◆ Supplied information:
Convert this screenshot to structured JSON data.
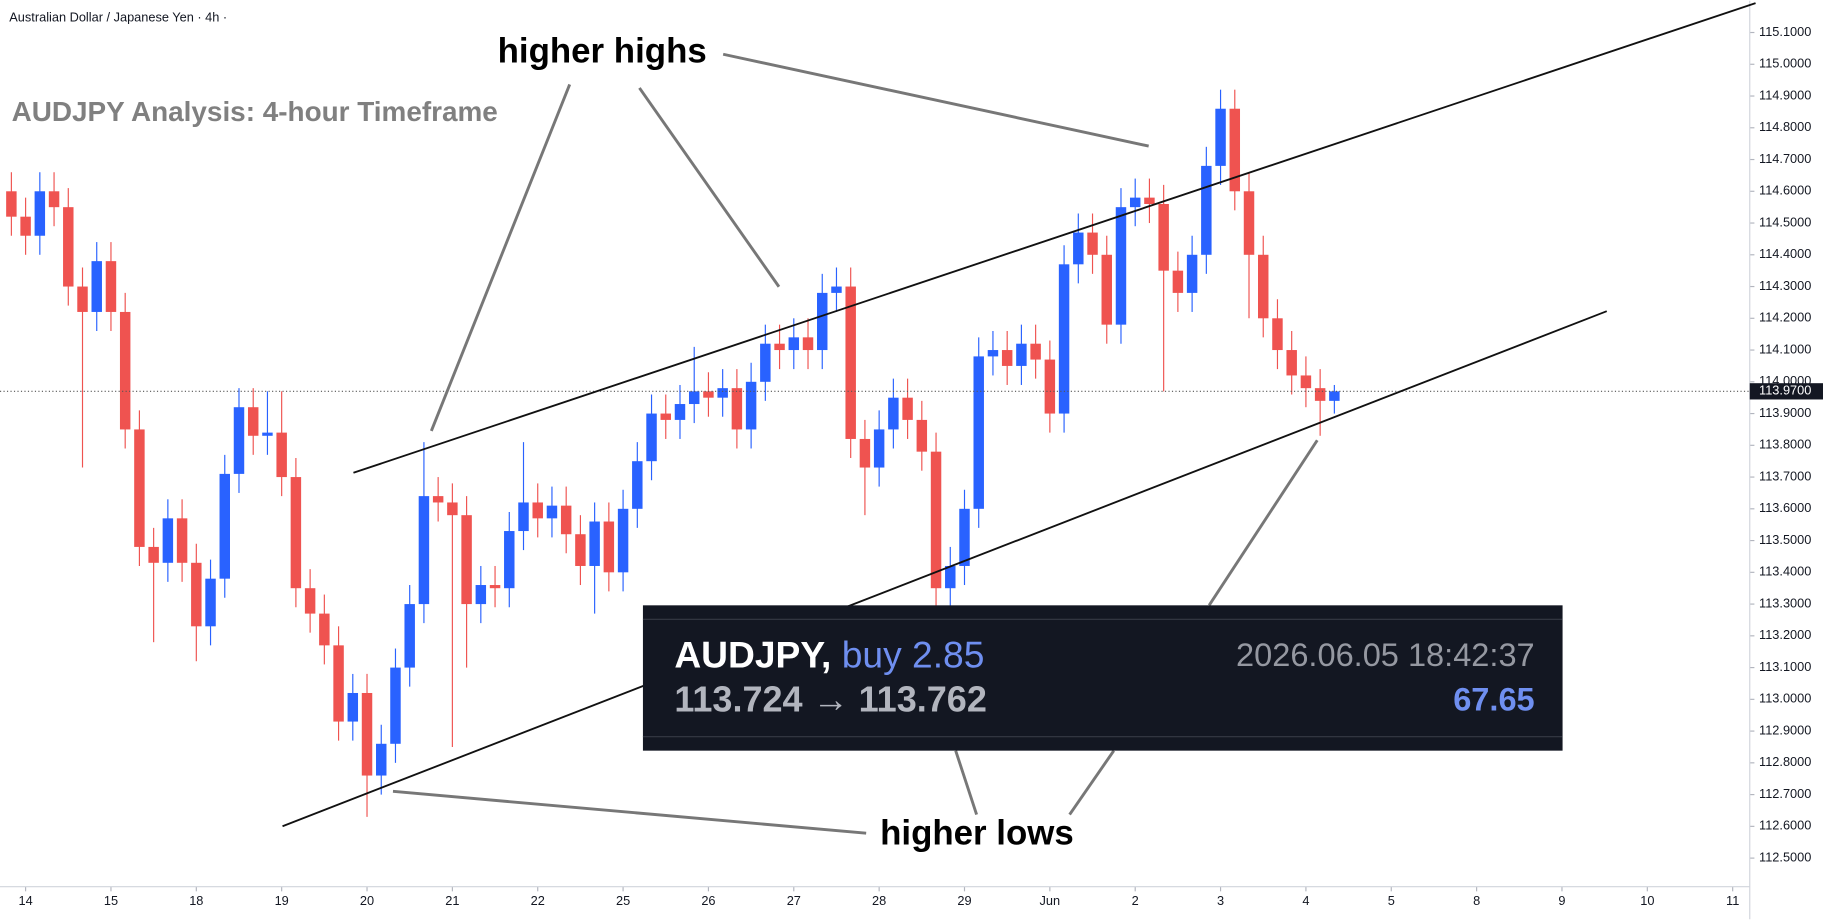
{
  "chart_data": {
    "type": "candlestick",
    "header": "Australian Dollar / Japanese Yen · 4h ·",
    "title": "AUDJPY Analysis: 4-hour Timeframe",
    "annotations": [
      {
        "text": "higher highs"
      },
      {
        "text": "higher lows"
      }
    ],
    "trade": {
      "symbol": "AUDJPY,",
      "side": "buy 2.85",
      "timestamp": "2026.06.05 18:42:37",
      "prices": "113.724 → 113.762",
      "result": "67.65"
    },
    "current_price": {
      "value": 113.97,
      "label": "113.9700"
    },
    "up_color": "#2962ff",
    "down_color": "#ef5350",
    "open": [
      114.6,
      114.52,
      114.46,
      114.6,
      114.55,
      114.3,
      114.22,
      114.38,
      114.22,
      113.85,
      113.48,
      113.43,
      113.57,
      113.43,
      113.23,
      113.38,
      113.71,
      113.92,
      113.83,
      113.84,
      113.7,
      113.35,
      113.27,
      113.17,
      112.93,
      113.02,
      112.76,
      112.86,
      113.1,
      113.3,
      113.64,
      113.62,
      113.58,
      113.3,
      113.36,
      113.35,
      113.53,
      113.62,
      113.57,
      113.61,
      113.52,
      113.42,
      113.56,
      113.4,
      113.6,
      113.75,
      113.9,
      113.88,
      113.93,
      113.97,
      113.95,
      113.98,
      113.85,
      114.0,
      114.12,
      114.1,
      114.14,
      114.1,
      114.28,
      114.3,
      113.82,
      113.73,
      113.85,
      113.95,
      113.88,
      113.78,
      113.35,
      113.42,
      113.6,
      114.08,
      114.1,
      114.05,
      114.12,
      114.07,
      113.9,
      114.37,
      114.47,
      114.4,
      114.18,
      114.55,
      114.58,
      114.56,
      114.35,
      114.28,
      114.4,
      114.68,
      114.86,
      114.6,
      114.4,
      114.2,
      114.1,
      114.02,
      113.98,
      113.94
    ],
    "high": [
      114.66,
      114.58,
      114.66,
      114.66,
      114.61,
      114.36,
      114.44,
      114.44,
      114.28,
      113.91,
      113.54,
      113.63,
      113.63,
      113.49,
      113.44,
      113.77,
      113.98,
      113.98,
      113.97,
      113.97,
      113.76,
      113.41,
      113.33,
      113.23,
      113.08,
      113.08,
      112.92,
      113.16,
      113.36,
      113.81,
      113.7,
      113.68,
      113.64,
      113.42,
      113.42,
      113.59,
      113.81,
      113.68,
      113.67,
      113.67,
      113.58,
      113.62,
      113.62,
      113.66,
      113.81,
      113.96,
      113.96,
      113.99,
      114.11,
      114.03,
      114.04,
      114.04,
      114.06,
      114.18,
      114.18,
      114.2,
      114.2,
      114.34,
      114.36,
      114.36,
      113.88,
      113.91,
      114.01,
      114.01,
      113.94,
      113.84,
      113.48,
      113.66,
      114.14,
      114.16,
      114.16,
      114.18,
      114.18,
      114.13,
      114.43,
      114.53,
      114.53,
      114.46,
      114.61,
      114.64,
      114.64,
      114.62,
      114.41,
      114.46,
      114.74,
      114.92,
      114.92,
      114.66,
      114.46,
      114.26,
      114.16,
      114.08,
      114.04,
      113.99
    ],
    "low": [
      114.46,
      114.4,
      114.4,
      114.49,
      114.24,
      113.73,
      114.16,
      114.16,
      113.79,
      113.42,
      113.18,
      113.37,
      113.37,
      113.12,
      113.17,
      113.32,
      113.65,
      113.77,
      113.77,
      113.64,
      113.29,
      113.21,
      113.11,
      112.87,
      112.87,
      112.63,
      112.7,
      112.8,
      113.04,
      113.24,
      113.56,
      112.85,
      113.1,
      113.24,
      113.29,
      113.29,
      113.47,
      113.51,
      113.51,
      113.46,
      113.36,
      113.27,
      113.34,
      113.34,
      113.54,
      113.69,
      113.82,
      113.82,
      113.87,
      113.89,
      113.89,
      113.79,
      113.79,
      113.94,
      114.04,
      114.04,
      114.04,
      114.04,
      114.22,
      113.76,
      113.58,
      113.67,
      113.79,
      113.82,
      113.72,
      113.29,
      113.29,
      113.36,
      113.54,
      114.02,
      113.99,
      113.99,
      114.01,
      113.84,
      113.84,
      114.31,
      114.34,
      114.12,
      114.12,
      114.49,
      114.5,
      113.97,
      114.22,
      114.22,
      114.34,
      114.62,
      114.54,
      114.2,
      114.14,
      114.04,
      113.96,
      113.92,
      113.83,
      113.9
    ],
    "close": [
      114.52,
      114.46,
      114.6,
      114.55,
      114.3,
      114.22,
      114.38,
      114.22,
      113.85,
      113.48,
      113.43,
      113.57,
      113.43,
      113.23,
      113.38,
      113.71,
      113.92,
      113.83,
      113.84,
      113.7,
      113.35,
      113.27,
      113.17,
      112.93,
      113.02,
      112.76,
      112.86,
      113.1,
      113.3,
      113.64,
      113.62,
      113.58,
      113.3,
      113.36,
      113.35,
      113.53,
      113.62,
      113.57,
      113.61,
      113.52,
      113.42,
      113.56,
      113.4,
      113.6,
      113.75,
      113.9,
      113.88,
      113.93,
      113.97,
      113.95,
      113.98,
      113.85,
      114.0,
      114.12,
      114.1,
      114.14,
      114.1,
      114.28,
      114.3,
      113.82,
      113.73,
      113.85,
      113.95,
      113.88,
      113.78,
      113.35,
      113.42,
      113.6,
      114.08,
      114.1,
      114.05,
      114.12,
      114.07,
      113.9,
      114.37,
      114.47,
      114.4,
      114.18,
      114.55,
      114.58,
      114.56,
      114.35,
      114.28,
      114.4,
      114.68,
      114.86,
      114.6,
      114.4,
      114.2,
      114.1,
      114.02,
      113.98,
      113.94,
      113.97
    ],
    "xlim": [
      -0.8,
      122.2
    ],
    "xticks": [
      {
        "value": 1,
        "label": "14"
      },
      {
        "value": 7,
        "label": "15"
      },
      {
        "value": 13,
        "label": "18"
      },
      {
        "value": 19,
        "label": "19"
      },
      {
        "value": 25,
        "label": "20"
      },
      {
        "value": 31,
        "label": "21"
      },
      {
        "value": 37,
        "label": "22"
      },
      {
        "value": 43,
        "label": "25"
      },
      {
        "value": 49,
        "label": "26"
      },
      {
        "value": 55,
        "label": "27"
      },
      {
        "value": 61,
        "label": "28"
      },
      {
        "value": 67,
        "label": "29"
      },
      {
        "value": 73,
        "label": "Jun"
      },
      {
        "value": 79,
        "label": "2"
      },
      {
        "value": 85,
        "label": "3"
      },
      {
        "value": 91,
        "label": "4"
      },
      {
        "value": 97,
        "label": "5"
      },
      {
        "value": 103,
        "label": "8"
      },
      {
        "value": 109,
        "label": "9"
      },
      {
        "value": 115,
        "label": "10"
      },
      {
        "value": 121,
        "label": "11"
      }
    ],
    "ylim": [
      112.41,
      115.2
    ],
    "yticks": [
      {
        "value": 112.5,
        "label": "112.5000"
      },
      {
        "value": 112.6,
        "label": "112.6000"
      },
      {
        "value": 112.7,
        "label": "112.7000"
      },
      {
        "value": 112.8,
        "label": "112.8000"
      },
      {
        "value": 112.9,
        "label": "112.9000"
      },
      {
        "value": 113.0,
        "label": "113.0000"
      },
      {
        "value": 113.1,
        "label": "113.1000"
      },
      {
        "value": 113.2,
        "label": "113.2000"
      },
      {
        "value": 113.3,
        "label": "113.3000"
      },
      {
        "value": 113.4,
        "label": "113.4000"
      },
      {
        "value": 113.5,
        "label": "113.5000"
      },
      {
        "value": 113.6,
        "label": "113.6000"
      },
      {
        "value": 113.7,
        "label": "113.7000"
      },
      {
        "value": 113.8,
        "label": "113.8000"
      },
      {
        "value": 113.9,
        "label": "113.9000"
      },
      {
        "value": 114.0,
        "label": "114.0000"
      },
      {
        "value": 114.1,
        "label": "114.1000"
      },
      {
        "value": 114.2,
        "label": "114.2000"
      },
      {
        "value": 114.3,
        "label": "114.3000"
      },
      {
        "value": 114.4,
        "label": "114.4000"
      },
      {
        "value": 114.5,
        "label": "114.5000"
      },
      {
        "value": 114.6,
        "label": "114.6000"
      },
      {
        "value": 114.7,
        "label": "114.7000"
      },
      {
        "value": 114.8,
        "label": "114.8000"
      },
      {
        "value": 114.9,
        "label": "114.9000"
      },
      {
        "value": 115.0,
        "label": "115.0000"
      },
      {
        "value": 115.1,
        "label": "115.1000"
      }
    ]
  }
}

◆ Instructions for the task:
Copy whichever lines in the listing above contain the word "AUDJPY".

◆ Correct output:
    "title": "AUDJPY Analysis: 4-hour Timeframe",
      "symbol": "AUDJPY,",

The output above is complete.